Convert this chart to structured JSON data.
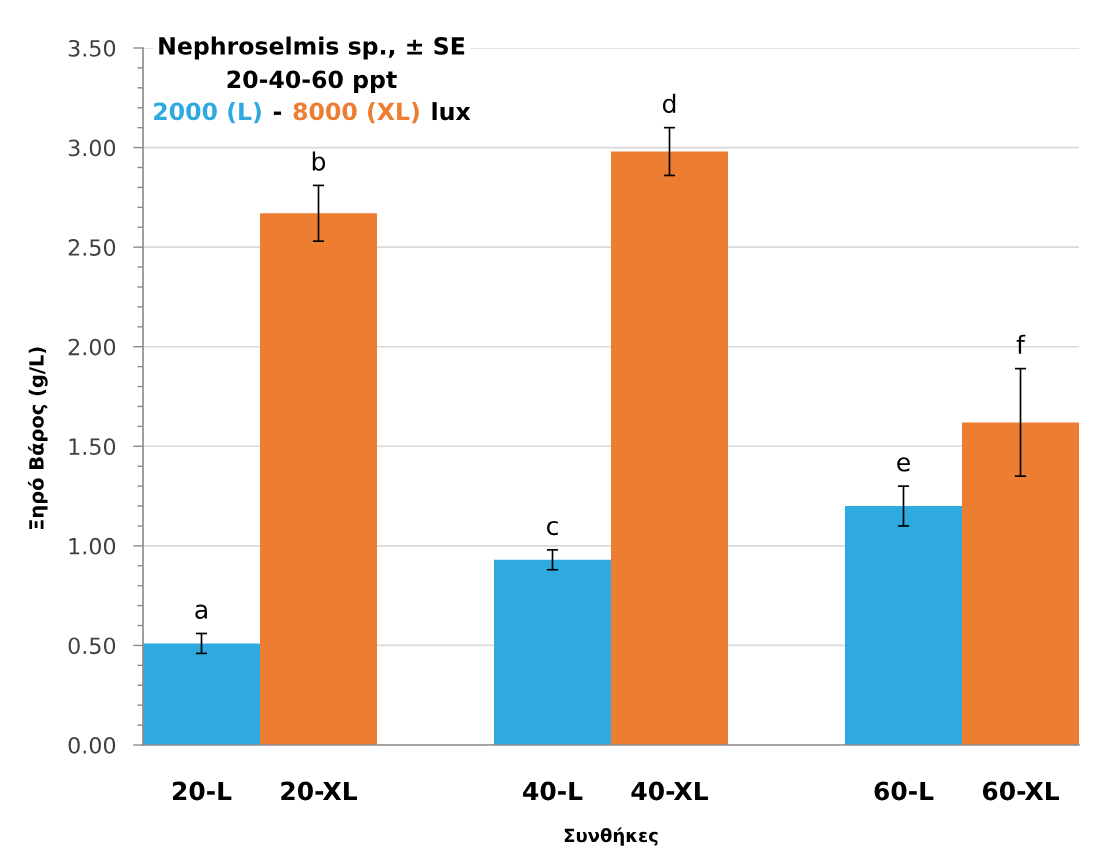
{
  "chart_data": {
    "type": "bar",
    "title": "Nephroselmis sp., ± SE",
    "subtitle": "20-40-60 ppt",
    "xlabel": "Συνθήκες",
    "ylabel": "Ξηρό Βάρος (g/L)",
    "categories": [
      "20-L",
      "20-XL",
      null,
      "40-L",
      "40-XL",
      null,
      "60-L",
      "60-XL"
    ],
    "series": [
      {
        "name": "2000 (L)",
        "color": "#2eaae1",
        "values": [
          0.51,
          null,
          null,
          0.93,
          null,
          null,
          1.2,
          null
        ],
        "errors": [
          0.05,
          null,
          null,
          0.05,
          null,
          null,
          0.1,
          null
        ]
      },
      {
        "name": "8000 (XL)",
        "color": "#ed7d31",
        "values": [
          null,
          2.67,
          null,
          null,
          2.98,
          null,
          null,
          1.62
        ],
        "errors": [
          null,
          0.14,
          null,
          null,
          0.12,
          null,
          null,
          0.27
        ]
      }
    ],
    "ylim": [
      0,
      3.5
    ],
    "yticks": [
      {
        "value": 0,
        "label": "0.00"
      },
      {
        "value": 0.5,
        "label": "0.50"
      },
      {
        "value": 1,
        "label": "1.00"
      },
      {
        "value": 1.5,
        "label": "1.50"
      },
      {
        "value": 2,
        "label": "2.00"
      },
      {
        "value": 2.5,
        "label": "2.50"
      },
      {
        "value": 3,
        "label": "3.00"
      },
      {
        "value": 3.5,
        "label": "3.50"
      }
    ],
    "grid": "y",
    "legend": "top left",
    "annotations": [
      {
        "text": "a",
        "x": "20-L",
        "y": 0.56
      },
      {
        "text": "b",
        "x": "20-XL",
        "y": 2.81
      },
      {
        "text": "c",
        "x": "40-L",
        "y": 0.98
      },
      {
        "text": "d",
        "x": "40-XL",
        "y": 3.1
      },
      {
        "text": "e",
        "x": "60-L",
        "y": 1.3
      },
      {
        "text": "f",
        "x": "60-XL",
        "y": 1.89
      },
      "-",
      "lux"
    ]
  }
}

|---|

_DIRECTIVE:_ Work out how many lines above contain the word "text". Give only the number.

_FINAL ANSWER:_ 6